# Consegna A
Riscriva come elenco JSON di stringhe, una per ciascuna riga e senza le righe vuote, la porzione dei record che va dal loro inizio fino alla riga contenente "wind-barb — [805, 132, 813, 141]", estremi inclusi.

We didn’t respect it
We went and neglected it
We didn’t deserve it
But I never expected this

Our love floated out the window
Our love floated out the back door
Our love floated up in the sky to heaven
It’s part of a plan
It’s back in God’s hands
Back in God’s hands

It didn’t last
It’s a thing of the past
Oh we didn’t understand
Just what we had
Oh I want it back
Just what we had
Oh I want it back
Oh just what we had

Oggi. Pranzo.

Tra un portata e l’altra se ne salta fuori con qualcosa tipo “l’altra sera mi ha sentito piangere… anche le madri hanno momenti di sconforto… ma bisogna essere rispettosi dei sentimenti”.

Ovviamente con il suo solito tono da arrabbiata, da ho ragione solo io e tu sei (e mi fai) schifo.

E, la cosa, ovviamente mi ha fatto arrabbiare.

Da che pulpito viene la predica!

Pretende rispetto! Rispetto per cosa? Per le belle parole che mi ha detto? Per come si è comportata in questi ultimi mesi? Per come non rispetta me, i miei sentimenti, le mie scelte, il mio essere?

E, ovviamente, ho finito lì il mio pranzo. Dopo il primo.

Perchè a me, in quei momenti, mi si chiude lo stomaco e non riesco a fare altro che non assistere ai pensieri che cozzano, impazziti, dentro la mia testa.

Niente sonno

Ovviamente, non riescivo a dormire.

Così, per conciliarmi il sonno, ho messo su un episodio di Nip/Tuck. Uno, due, tre. Fino ad arrivare alla fine (drammatica) della serie. Giusto per tirarmi su il morale.

E ora che è finita, ora che ho buttato via ore preziose di sonno prima dell’esame di domani, non riesco – ovviamente – ancora a dormire.

Perchè non faccio altro che ripensare e rivedermi lì sopra, in corridoio. Sento di nuovo il gelo ai piedi e l’angoscia per il mio immobilismo.

Che forse non avrebbe cambiato nulla, ma mi detesto.

Ho la sensazione di aver sbagliato a non fare nulla.

E mi odio, profondamente, perchè, come al solito, lascio che le cose succedano, senza tentare di influenzarle a mio vantaggio, per poter tentare di vivere meglio, per me e per tutti quelli che mi stanno intorno.

Silenzi pericolosi

L’avevo sentita piangere, dall’alto, mentre io ero giù in camera.

Così, piano, evitando di fare rumore, senza ciabatte, son salito, per tentare di capire cosa fosse successo.

# Dati forniti

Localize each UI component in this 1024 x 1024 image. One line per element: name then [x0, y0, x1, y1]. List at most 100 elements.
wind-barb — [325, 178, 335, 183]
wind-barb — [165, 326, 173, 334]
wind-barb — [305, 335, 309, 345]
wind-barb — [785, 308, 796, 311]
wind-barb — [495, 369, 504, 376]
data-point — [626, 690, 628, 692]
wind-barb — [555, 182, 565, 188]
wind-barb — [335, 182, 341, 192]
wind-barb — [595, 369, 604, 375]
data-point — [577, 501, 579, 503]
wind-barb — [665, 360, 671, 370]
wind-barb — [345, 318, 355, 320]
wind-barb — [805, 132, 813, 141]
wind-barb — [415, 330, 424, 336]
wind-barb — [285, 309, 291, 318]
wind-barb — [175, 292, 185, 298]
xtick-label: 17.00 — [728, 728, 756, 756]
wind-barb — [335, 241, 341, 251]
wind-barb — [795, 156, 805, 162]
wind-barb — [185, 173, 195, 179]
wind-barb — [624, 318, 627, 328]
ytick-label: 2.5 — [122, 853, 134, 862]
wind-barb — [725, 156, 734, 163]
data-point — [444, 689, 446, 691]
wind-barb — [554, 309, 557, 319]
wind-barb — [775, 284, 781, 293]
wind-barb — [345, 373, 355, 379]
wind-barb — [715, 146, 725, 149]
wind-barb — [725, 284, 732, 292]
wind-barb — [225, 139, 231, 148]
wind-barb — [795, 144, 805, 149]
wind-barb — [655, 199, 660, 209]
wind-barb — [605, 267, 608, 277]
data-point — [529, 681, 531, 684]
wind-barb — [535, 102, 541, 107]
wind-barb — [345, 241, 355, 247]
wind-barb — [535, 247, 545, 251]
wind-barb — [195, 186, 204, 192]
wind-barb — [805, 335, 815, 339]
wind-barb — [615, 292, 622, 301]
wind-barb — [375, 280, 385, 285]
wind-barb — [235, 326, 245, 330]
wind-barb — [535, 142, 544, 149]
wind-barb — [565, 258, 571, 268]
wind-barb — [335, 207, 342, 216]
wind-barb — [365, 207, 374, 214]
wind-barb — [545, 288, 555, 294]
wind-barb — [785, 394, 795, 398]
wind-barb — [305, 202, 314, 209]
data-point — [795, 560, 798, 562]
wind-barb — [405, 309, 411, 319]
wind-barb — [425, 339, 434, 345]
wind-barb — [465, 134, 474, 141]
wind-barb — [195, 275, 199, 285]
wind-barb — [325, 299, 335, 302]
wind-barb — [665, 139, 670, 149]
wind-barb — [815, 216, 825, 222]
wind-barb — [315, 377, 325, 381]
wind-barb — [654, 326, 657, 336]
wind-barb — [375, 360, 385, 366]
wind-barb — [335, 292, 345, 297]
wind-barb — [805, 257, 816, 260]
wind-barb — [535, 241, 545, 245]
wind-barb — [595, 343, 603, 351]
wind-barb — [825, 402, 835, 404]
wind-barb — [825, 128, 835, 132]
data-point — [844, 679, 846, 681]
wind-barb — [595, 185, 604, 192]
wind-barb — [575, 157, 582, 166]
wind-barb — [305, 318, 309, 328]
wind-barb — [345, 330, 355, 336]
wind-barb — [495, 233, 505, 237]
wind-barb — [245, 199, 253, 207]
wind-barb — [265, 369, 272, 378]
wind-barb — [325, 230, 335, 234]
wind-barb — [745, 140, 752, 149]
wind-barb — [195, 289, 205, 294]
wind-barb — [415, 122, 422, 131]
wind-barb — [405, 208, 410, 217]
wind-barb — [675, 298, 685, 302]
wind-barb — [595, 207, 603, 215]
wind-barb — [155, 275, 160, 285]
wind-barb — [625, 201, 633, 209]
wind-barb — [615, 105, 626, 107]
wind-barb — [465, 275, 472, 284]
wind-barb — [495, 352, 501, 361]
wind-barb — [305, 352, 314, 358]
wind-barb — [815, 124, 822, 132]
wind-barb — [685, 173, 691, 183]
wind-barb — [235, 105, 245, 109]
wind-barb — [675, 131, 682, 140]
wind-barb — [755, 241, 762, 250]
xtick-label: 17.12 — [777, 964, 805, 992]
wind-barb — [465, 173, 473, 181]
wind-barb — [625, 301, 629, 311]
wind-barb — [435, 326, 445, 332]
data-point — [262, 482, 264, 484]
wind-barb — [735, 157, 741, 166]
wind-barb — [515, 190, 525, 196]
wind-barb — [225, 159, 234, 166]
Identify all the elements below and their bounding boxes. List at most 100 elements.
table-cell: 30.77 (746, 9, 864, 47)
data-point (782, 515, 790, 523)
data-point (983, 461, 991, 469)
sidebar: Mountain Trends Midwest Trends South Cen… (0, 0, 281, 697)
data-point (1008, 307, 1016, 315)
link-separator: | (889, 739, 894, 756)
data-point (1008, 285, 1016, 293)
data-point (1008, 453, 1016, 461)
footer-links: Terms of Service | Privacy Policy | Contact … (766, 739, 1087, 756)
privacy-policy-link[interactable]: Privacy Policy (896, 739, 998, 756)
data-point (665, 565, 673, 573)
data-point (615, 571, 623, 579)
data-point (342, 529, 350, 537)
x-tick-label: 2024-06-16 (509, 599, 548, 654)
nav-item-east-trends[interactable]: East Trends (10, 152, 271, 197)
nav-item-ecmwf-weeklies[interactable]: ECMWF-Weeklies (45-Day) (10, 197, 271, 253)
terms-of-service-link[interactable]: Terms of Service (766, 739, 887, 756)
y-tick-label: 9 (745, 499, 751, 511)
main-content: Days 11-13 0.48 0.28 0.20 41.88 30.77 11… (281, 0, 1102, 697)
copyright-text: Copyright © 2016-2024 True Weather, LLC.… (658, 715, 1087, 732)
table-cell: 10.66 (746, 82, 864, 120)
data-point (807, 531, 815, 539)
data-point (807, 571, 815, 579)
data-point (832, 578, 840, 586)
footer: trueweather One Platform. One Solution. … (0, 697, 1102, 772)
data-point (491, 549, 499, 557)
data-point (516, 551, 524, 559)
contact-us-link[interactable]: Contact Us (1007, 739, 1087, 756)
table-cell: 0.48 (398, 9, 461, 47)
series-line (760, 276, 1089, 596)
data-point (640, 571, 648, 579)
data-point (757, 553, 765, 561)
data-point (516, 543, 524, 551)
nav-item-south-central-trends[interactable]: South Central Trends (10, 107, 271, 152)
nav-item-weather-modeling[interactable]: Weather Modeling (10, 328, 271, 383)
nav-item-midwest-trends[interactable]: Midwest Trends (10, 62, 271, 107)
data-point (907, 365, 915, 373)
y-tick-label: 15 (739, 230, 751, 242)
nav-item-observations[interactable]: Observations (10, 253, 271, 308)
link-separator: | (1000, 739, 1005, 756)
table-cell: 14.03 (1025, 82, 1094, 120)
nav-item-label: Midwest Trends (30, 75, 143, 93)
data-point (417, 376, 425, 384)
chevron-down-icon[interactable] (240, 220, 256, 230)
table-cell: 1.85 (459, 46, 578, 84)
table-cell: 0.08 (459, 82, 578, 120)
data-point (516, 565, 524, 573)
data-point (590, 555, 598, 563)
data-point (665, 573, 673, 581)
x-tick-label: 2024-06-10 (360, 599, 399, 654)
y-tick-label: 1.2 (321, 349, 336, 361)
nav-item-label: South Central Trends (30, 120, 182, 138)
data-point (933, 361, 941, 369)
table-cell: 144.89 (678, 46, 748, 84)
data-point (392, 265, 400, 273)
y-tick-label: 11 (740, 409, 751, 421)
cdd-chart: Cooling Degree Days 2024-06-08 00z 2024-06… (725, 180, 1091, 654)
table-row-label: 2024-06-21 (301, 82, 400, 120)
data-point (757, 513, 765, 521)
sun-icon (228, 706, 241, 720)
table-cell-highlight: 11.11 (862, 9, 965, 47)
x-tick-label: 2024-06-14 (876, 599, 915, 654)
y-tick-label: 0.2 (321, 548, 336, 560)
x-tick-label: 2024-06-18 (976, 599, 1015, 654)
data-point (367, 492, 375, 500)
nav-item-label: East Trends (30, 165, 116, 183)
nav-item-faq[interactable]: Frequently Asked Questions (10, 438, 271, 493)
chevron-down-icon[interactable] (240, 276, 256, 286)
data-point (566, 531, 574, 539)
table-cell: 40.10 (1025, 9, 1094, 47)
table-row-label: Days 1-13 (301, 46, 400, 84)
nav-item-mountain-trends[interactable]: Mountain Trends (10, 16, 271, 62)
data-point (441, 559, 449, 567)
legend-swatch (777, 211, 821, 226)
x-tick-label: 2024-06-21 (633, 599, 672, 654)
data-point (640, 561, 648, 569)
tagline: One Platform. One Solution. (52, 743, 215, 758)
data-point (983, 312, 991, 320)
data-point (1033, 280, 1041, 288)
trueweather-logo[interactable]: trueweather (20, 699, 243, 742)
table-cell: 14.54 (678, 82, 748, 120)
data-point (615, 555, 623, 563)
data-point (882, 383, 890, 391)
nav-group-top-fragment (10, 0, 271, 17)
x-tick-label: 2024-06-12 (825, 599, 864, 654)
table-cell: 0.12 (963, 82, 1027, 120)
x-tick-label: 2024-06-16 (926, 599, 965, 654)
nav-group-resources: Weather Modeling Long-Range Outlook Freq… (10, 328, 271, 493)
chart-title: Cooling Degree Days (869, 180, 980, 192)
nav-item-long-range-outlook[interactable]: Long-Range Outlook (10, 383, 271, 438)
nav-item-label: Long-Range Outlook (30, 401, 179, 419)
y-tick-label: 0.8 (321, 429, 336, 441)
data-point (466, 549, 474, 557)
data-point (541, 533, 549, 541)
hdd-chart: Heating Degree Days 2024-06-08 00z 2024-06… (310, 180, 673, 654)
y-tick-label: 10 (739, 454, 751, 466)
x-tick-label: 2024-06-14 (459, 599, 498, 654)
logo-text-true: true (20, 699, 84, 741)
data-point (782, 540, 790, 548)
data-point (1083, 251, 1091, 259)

# Consegna B
Secondo l'estratto, quale serie televisiva viene messa per conciliare il sonno?

# Soluzione scritta A
[
  "Localize each UI component in this 1024 x 1024 image. One line per element: name then [x0, y0, x1, y1]. List at most 100 elements.",
  "wind-barb — [325, 178, 335, 183]",
  "wind-barb — [165, 326, 173, 334]",
  "wind-barb — [305, 335, 309, 345]",
  "wind-barb — [785, 308, 796, 311]",
  "wind-barb — [495, 369, 504, 376]",
  "data-point — [626, 690, 628, 692]",
  "wind-barb — [555, 182, 565, 188]",
  "wind-barb — [335, 182, 341, 192]",
  "wind-barb — [595, 369, 604, 375]",
  "data-point — [577, 501, 579, 503]",
  "wind-barb — [665, 360, 671, 370]",
  "wind-barb — [345, 318, 355, 320]",
  "wind-barb — [805, 132, 813, 141]"
]

# Soluzione scritta B
Nip/Tuck.